-- Start of Exercise material --

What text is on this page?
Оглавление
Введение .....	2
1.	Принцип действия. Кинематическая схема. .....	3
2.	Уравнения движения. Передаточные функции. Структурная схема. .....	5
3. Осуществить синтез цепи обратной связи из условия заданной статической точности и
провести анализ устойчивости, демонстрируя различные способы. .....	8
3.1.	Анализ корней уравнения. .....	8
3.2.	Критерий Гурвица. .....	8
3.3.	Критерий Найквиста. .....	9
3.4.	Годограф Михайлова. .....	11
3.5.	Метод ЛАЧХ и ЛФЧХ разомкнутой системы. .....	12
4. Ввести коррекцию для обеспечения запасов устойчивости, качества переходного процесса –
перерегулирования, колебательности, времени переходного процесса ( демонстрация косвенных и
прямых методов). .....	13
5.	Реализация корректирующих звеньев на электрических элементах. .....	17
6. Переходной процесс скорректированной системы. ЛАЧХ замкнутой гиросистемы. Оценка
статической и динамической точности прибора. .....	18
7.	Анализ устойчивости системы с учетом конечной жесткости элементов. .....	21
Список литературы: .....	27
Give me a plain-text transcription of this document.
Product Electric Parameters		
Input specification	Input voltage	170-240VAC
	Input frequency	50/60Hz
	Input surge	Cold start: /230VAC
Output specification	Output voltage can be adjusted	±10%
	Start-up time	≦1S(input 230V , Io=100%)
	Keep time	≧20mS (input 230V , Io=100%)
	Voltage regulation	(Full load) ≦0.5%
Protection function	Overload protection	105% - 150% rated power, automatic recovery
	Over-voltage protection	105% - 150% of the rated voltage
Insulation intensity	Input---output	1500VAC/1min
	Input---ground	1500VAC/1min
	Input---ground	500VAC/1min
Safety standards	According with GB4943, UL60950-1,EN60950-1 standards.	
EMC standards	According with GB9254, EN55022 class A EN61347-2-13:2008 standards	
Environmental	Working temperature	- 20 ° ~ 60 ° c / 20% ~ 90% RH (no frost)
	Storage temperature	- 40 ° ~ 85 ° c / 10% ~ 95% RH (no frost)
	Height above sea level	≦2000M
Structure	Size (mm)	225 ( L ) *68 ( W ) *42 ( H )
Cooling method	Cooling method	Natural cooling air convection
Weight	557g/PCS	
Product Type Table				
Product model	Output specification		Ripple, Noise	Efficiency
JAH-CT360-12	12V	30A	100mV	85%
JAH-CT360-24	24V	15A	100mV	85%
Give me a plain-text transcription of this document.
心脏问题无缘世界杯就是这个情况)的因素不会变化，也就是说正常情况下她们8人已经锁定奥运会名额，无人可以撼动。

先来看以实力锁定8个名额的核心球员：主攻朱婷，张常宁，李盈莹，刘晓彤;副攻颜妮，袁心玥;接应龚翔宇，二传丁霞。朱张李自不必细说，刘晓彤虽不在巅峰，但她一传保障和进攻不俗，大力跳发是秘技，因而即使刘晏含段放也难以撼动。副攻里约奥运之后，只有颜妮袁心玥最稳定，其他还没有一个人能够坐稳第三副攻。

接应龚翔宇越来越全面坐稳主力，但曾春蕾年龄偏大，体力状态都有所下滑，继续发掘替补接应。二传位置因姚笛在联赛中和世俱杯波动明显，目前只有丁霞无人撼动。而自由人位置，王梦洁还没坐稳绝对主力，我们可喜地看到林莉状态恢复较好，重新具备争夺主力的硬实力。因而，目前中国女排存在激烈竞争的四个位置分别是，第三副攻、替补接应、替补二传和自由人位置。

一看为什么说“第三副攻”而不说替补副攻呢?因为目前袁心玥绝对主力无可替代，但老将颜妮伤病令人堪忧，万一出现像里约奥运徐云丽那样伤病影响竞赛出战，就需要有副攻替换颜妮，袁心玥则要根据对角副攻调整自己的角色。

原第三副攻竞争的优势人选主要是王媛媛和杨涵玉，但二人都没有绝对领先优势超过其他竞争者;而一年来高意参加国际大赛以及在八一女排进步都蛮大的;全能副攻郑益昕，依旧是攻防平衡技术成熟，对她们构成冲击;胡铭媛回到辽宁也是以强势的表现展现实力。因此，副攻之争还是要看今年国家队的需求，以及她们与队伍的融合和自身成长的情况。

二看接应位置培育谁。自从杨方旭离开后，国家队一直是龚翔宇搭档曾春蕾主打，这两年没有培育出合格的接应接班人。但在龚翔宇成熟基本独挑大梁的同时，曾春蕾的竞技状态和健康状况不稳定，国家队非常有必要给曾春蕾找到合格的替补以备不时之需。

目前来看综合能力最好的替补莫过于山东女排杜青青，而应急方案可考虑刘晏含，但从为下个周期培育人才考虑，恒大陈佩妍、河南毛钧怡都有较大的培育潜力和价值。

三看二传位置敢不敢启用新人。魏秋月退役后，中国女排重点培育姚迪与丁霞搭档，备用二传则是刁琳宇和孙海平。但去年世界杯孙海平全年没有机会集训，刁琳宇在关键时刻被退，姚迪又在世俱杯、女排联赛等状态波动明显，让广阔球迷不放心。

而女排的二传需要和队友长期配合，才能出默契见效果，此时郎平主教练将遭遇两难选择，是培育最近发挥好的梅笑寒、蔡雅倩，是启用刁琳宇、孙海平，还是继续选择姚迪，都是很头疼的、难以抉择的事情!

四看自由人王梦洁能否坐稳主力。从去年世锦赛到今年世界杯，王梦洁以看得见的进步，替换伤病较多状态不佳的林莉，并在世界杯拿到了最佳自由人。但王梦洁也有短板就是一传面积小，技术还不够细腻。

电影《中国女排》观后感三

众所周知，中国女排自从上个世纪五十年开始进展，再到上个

-- End of Exercise material --

*Your objective*: Leave out every line without the string "ЛАЧХ" and copy the rest.

*Output below*:
3.5.	Метод ЛАЧХ и ЛФЧХ разомкнутой системы. .....	12
6. Переходной процесс скорректированной системы. ЛАЧХ замкнутой гиросистемы. Оценка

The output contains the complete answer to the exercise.